## What is expected:
Quote the records below in full, exactly as given, with the images taken out.

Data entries
[start]

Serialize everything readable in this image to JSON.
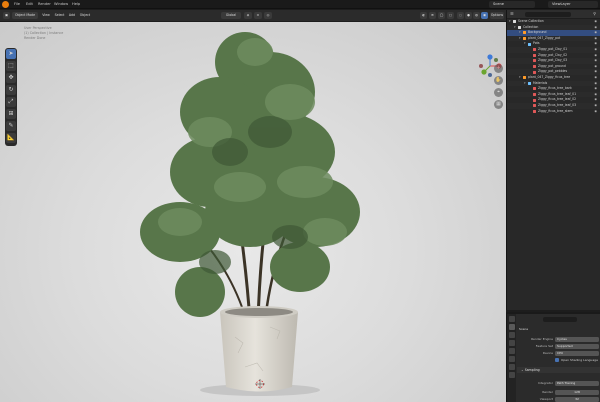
{
  "topbar": {
    "menus": [
      "File",
      "Edit",
      "Render",
      "Window",
      "Help"
    ],
    "scene": "Scene",
    "view_layer": "ViewLayer"
  },
  "viewport_header": {
    "mode": "Object Mode",
    "view": "View",
    "select": "Select",
    "add": "Add",
    "object": "Object",
    "transform_orientation": "Global",
    "options": "Options"
  },
  "viewport_info": {
    "line1": "User Perspective",
    "line2": "(1) Collection | Instance",
    "line3": "Render Done"
  },
  "toolbar": {
    "tools": [
      "cursor-select",
      "select-box",
      "move",
      "rotate",
      "scale",
      "transform",
      "annotate",
      "measure"
    ]
  },
  "gizmo": {
    "x_color": "#e0484c",
    "y_color": "#6ba52f",
    "z_color": "#3e7ad8"
  },
  "outliner": {
    "title": "Scene Collection",
    "rows": [
      {
        "label": "Scene Collection",
        "indent": 0,
        "icon_color": "#dddddd",
        "selected": false
      },
      {
        "label": "Collection",
        "indent": 1,
        "icon_color": "#dddddd",
        "selected": false
      },
      {
        "label": "Background",
        "indent": 2,
        "icon_color": "#ff9b29",
        "selected": true
      },
      {
        "label": "plant_047_Ziggy_pot",
        "indent": 2,
        "icon_color": "#ff9b29",
        "selected": false
      },
      {
        "label": "Pots",
        "indent": 3,
        "icon_color": "#6cc1ff",
        "selected": false
      },
      {
        "label": "Ziggy_pot_Clay_01",
        "indent": 4,
        "icon_color": "#e05858",
        "selected": false
      },
      {
        "label": "Ziggy_pot_Clay_02",
        "indent": 4,
        "icon_color": "#e05858",
        "selected": false
      },
      {
        "label": "Ziggy_pot_Clay_03",
        "indent": 4,
        "icon_color": "#e05858",
        "selected": false
      },
      {
        "label": "Ziggy_pot_ground",
        "indent": 4,
        "icon_color": "#e05858",
        "selected": false
      },
      {
        "label": "Ziggy_pot_pebbles",
        "indent": 4,
        "icon_color": "#e05858",
        "selected": false
      },
      {
        "label": "plant_047_Ziggy_ficus_tree",
        "indent": 2,
        "icon_color": "#ff9b29",
        "selected": false
      },
      {
        "label": "Materials",
        "indent": 3,
        "icon_color": "#6cc1ff",
        "selected": false
      },
      {
        "label": "Ziggy_ficus_tree_bark",
        "indent": 4,
        "icon_color": "#e05858",
        "selected": false
      },
      {
        "label": "Ziggy_ficus_tree_leaf_01",
        "indent": 4,
        "icon_color": "#e05858",
        "selected": false
      },
      {
        "label": "Ziggy_ficus_tree_leaf_02",
        "indent": 4,
        "icon_color": "#e05858",
        "selected": false
      },
      {
        "label": "Ziggy_ficus_tree_leaf_03",
        "indent": 4,
        "icon_color": "#e05858",
        "selected": false
      },
      {
        "label": "Ziggy_ficus_tree_stem",
        "indent": 4,
        "icon_color": "#e05858",
        "selected": false
      }
    ]
  },
  "properties": {
    "context": "Scene",
    "render_engine_label": "Render Engine",
    "render_engine_value": "Cycles",
    "feature_set_label": "Feature Set",
    "feature_set_value": "Supported",
    "device_label": "Device",
    "device_value": "CPU",
    "osl_label": "Open Shading Language",
    "sampling_label": "Sampling",
    "integrator_label": "Integrator",
    "integrator_value": "Path Tracing",
    "render_label": "Render",
    "render_value": "128",
    "viewport_label": "Viewport",
    "viewport_value": "32"
  },
  "colors": {
    "accent": "#4772b3",
    "selection": "#334d80",
    "leaf": "#5b7a4c",
    "pot": "#d9d6cf"
  }
}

[end]

## Full solution:
Serialize everything readable in this image to JSON.
{
  "topbar": {
    "menus": [
      "File",
      "Edit",
      "Render",
      "Window",
      "Help"
    ],
    "scene": "Scene",
    "view_layer": "ViewLayer"
  },
  "viewport_header": {
    "mode": "Object Mode",
    "view": "View",
    "select": "Select",
    "add": "Add",
    "object": "Object",
    "transform_orientation": "Global",
    "options": "Options"
  },
  "viewport_info": {
    "line1": "User Perspective",
    "line2": "(1) Collection | Instance",
    "line3": "Render Done"
  },
  "toolbar": {
    "tools": [
      "cursor-select",
      "select-box",
      "move",
      "rotate",
      "scale",
      "transform",
      "annotate",
      "measure"
    ]
  },
  "gizmo": {
    "x_color": "#e0484c",
    "y_color": "#6ba52f",
    "z_color": "#3e7ad8"
  },
  "outliner": {
    "title": "Scene Collection",
    "rows": [
      {
        "label": "Scene Collection",
        "indent": 0,
        "icon_color": "#dddddd",
        "selected": false
      },
      {
        "label": "Collection",
        "indent": 1,
        "icon_color": "#dddddd",
        "selected": false
      },
      {
        "label": "Background",
        "indent": 2,
        "icon_color": "#ff9b29",
        "selected": true
      },
      {
        "label": "plant_047_Ziggy_pot",
        "indent": 2,
        "icon_color": "#ff9b29",
        "selected": false
      },
      {
        "label": "Pots",
        "indent": 3,
        "icon_color": "#6cc1ff",
        "selected": false
      },
      {
        "label": "Ziggy_pot_Clay_01",
        "indent": 4,
        "icon_color": "#e05858",
        "selected": false
      },
      {
        "label": "Ziggy_pot_Clay_02",
        "indent": 4,
        "icon_color": "#e05858",
        "selected": false
      },
      {
        "label": "Ziggy_pot_Clay_03",
        "indent": 4,
        "icon_color": "#e05858",
        "selected": false
      },
      {
        "label": "Ziggy_pot_ground",
        "indent": 4,
        "icon_color": "#e05858",
        "selected": false
      },
      {
        "label": "Ziggy_pot_pebbles",
        "indent": 4,
        "icon_color": "#e05858",
        "selected": false
      },
      {
        "label": "plant_047_Ziggy_ficus_tree",
        "indent": 2,
        "icon_color": "#ff9b29",
        "selected": false
      },
      {
        "label": "Materials",
        "indent": 3,
        "icon_color": "#6cc1ff",
        "selected": false
      },
      {
        "label": "Ziggy_ficus_tree_bark",
        "indent": 4,
        "icon_color": "#e05858",
        "selected": false
      },
      {
        "label": "Ziggy_ficus_tree_leaf_01",
        "indent": 4,
        "icon_color": "#e05858",
        "selected": false
      },
      {
        "label": "Ziggy_ficus_tree_leaf_02",
        "indent": 4,
        "icon_color": "#e05858",
        "selected": false
      },
      {
        "label": "Ziggy_ficus_tree_leaf_03",
        "indent": 4,
        "icon_color": "#e05858",
        "selected": false
      },
      {
        "label": "Ziggy_ficus_tree_stem",
        "indent": 4,
        "icon_color": "#e05858",
        "selected": false
      }
    ]
  },
  "properties": {
    "context": "Scene",
    "render_engine_label": "Render Engine",
    "render_engine_value": "Cycles",
    "feature_set_label": "Feature Set",
    "feature_set_value": "Supported",
    "device_label": "Device",
    "device_value": "CPU",
    "osl_label": "Open Shading Language",
    "sampling_label": "Sampling",
    "integrator_label": "Integrator",
    "integrator_value": "Path Tracing",
    "render_label": "Render",
    "render_value": "128",
    "viewport_label": "Viewport",
    "viewport_value": "32"
  },
  "colors": {
    "accent": "#4772b3",
    "selection": "#334d80",
    "leaf": "#5b7a4c",
    "pot": "#d9d6cf"
  }
}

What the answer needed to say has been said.